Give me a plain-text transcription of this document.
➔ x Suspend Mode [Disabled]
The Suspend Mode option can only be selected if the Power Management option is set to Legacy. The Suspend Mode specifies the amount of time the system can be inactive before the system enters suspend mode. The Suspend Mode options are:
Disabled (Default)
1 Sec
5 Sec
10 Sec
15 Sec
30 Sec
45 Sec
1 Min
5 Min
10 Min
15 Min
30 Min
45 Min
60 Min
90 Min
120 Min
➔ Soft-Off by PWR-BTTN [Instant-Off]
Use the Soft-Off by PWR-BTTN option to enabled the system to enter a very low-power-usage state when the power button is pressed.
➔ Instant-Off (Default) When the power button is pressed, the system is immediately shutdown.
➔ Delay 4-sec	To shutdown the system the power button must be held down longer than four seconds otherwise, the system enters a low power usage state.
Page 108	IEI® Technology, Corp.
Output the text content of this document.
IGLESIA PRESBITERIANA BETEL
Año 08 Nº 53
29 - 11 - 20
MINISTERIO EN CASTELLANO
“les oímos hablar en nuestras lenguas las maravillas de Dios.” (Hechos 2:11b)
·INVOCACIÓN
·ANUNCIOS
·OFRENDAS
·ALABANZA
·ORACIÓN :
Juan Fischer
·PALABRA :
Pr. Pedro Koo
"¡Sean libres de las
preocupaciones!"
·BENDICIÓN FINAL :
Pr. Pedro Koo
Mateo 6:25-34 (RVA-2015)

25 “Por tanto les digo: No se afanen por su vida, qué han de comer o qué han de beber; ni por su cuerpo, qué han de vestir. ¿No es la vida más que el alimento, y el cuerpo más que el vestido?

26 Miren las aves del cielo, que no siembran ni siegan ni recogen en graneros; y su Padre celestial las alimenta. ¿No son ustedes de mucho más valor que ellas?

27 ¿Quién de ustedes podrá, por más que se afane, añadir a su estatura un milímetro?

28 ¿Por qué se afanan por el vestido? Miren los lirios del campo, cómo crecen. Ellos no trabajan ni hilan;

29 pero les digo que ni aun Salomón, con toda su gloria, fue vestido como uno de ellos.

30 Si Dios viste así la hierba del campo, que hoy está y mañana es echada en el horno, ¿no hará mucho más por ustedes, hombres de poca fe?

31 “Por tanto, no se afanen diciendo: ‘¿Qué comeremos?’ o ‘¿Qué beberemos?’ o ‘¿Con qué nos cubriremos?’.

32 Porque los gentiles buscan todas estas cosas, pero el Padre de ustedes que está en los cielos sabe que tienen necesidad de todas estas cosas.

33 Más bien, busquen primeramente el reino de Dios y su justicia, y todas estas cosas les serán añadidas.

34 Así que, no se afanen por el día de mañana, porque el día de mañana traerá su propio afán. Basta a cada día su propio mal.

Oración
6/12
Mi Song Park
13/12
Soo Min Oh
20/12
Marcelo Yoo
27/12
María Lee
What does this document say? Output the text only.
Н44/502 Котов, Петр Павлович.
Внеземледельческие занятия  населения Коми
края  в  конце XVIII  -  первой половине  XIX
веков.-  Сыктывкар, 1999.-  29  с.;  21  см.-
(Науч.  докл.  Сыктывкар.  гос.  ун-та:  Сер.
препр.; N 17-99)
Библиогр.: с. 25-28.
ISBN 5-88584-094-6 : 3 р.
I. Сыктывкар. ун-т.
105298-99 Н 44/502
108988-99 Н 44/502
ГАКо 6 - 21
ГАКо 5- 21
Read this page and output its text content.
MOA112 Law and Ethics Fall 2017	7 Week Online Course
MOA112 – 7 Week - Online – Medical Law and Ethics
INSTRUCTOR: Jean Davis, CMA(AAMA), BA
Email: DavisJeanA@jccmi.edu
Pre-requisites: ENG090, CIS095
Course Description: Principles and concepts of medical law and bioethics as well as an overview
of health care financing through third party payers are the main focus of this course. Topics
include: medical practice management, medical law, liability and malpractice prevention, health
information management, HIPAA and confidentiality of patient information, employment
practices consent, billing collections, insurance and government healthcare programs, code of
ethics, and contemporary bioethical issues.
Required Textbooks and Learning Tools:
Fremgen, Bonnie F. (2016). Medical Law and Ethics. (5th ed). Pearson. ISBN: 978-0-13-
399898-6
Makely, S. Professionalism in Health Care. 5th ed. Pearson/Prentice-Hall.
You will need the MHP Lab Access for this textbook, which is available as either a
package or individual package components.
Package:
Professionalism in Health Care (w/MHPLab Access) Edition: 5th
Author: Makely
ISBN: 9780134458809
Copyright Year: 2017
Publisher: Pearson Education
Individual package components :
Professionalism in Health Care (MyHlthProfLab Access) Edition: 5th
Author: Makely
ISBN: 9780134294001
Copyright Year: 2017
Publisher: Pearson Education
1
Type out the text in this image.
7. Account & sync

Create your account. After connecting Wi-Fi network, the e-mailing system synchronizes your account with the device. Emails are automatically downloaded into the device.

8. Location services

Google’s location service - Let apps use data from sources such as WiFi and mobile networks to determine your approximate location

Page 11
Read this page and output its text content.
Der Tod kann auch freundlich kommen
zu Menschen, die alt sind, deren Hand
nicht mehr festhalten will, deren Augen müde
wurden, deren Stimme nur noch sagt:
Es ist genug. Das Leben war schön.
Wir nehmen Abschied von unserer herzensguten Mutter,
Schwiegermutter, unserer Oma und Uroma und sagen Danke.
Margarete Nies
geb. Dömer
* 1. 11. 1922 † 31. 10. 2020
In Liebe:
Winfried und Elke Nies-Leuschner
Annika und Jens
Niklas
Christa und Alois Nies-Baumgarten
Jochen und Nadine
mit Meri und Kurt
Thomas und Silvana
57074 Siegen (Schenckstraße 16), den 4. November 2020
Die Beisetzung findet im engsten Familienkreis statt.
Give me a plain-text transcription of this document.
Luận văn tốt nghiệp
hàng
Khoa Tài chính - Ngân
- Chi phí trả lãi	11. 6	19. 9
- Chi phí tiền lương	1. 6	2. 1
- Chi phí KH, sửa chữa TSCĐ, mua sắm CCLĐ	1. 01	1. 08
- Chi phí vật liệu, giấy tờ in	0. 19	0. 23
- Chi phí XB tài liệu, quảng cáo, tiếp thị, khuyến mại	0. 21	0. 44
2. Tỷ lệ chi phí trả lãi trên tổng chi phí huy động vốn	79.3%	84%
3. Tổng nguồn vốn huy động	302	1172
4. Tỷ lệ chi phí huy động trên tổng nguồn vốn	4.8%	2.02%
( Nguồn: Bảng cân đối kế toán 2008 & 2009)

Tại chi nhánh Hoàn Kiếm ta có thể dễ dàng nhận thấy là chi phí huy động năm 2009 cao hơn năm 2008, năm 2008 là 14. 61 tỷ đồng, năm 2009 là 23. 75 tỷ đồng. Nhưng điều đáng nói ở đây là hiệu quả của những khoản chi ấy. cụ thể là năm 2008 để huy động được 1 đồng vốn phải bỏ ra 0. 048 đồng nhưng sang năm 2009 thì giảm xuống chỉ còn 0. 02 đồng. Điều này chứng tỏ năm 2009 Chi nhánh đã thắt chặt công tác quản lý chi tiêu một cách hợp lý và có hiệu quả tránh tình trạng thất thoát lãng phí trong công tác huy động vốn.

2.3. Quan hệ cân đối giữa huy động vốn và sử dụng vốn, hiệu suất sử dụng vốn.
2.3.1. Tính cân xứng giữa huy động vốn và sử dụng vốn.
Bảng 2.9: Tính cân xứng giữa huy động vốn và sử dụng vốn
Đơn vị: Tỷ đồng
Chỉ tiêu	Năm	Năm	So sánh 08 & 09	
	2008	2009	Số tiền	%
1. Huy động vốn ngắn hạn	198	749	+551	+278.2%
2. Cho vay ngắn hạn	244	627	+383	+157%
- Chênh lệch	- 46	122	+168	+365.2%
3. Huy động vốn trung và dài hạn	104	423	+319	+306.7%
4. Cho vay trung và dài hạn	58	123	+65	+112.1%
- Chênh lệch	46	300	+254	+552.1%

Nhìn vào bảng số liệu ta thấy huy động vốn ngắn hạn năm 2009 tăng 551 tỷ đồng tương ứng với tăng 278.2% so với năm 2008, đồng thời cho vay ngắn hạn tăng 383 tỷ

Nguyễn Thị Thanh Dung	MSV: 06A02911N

----------

> _Goal_:
Lines holding the word "option" in the entries above are the ones to pull out. Copy them all.

> _Written solution_:
The Suspend Mode option can only be selected if the Power Management option is set to Legacy. The Suspend Mode specifies the amount of time the system can be inactive before the system enters suspend mode. The Suspend Mode options are:
Use the Soft-Off by PWR-BTTN option to enabled the system to enter a very low-power-usage state when the power button is pressed.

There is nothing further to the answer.